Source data
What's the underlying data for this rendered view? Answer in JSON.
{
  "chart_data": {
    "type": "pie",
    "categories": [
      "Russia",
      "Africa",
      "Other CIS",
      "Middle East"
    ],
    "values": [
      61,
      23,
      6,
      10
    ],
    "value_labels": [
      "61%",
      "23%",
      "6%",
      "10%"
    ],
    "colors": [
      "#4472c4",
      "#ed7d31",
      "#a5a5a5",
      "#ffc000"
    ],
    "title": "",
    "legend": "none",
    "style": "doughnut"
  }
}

## The task
Write out every entry above, word for word.

## Task response
What's the underlying data for this rendered view? Answer in JSON.
{
  "chart_data": {
    "type": "pie",
    "categories": [
      "Russia",
      "Africa",
      "Other CIS",
      "Middle East"
    ],
    "values": [
      61,
      23,
      6,
      10
    ],
    "value_labels": [
      "61%",
      "23%",
      "6%",
      "10%"
    ],
    "colors": [
      "#4472c4",
      "#ed7d31",
      "#a5a5a5",
      "#ffc000"
    ],
    "title": "",
    "legend": "none",
    "style": "doughnut"
  }
}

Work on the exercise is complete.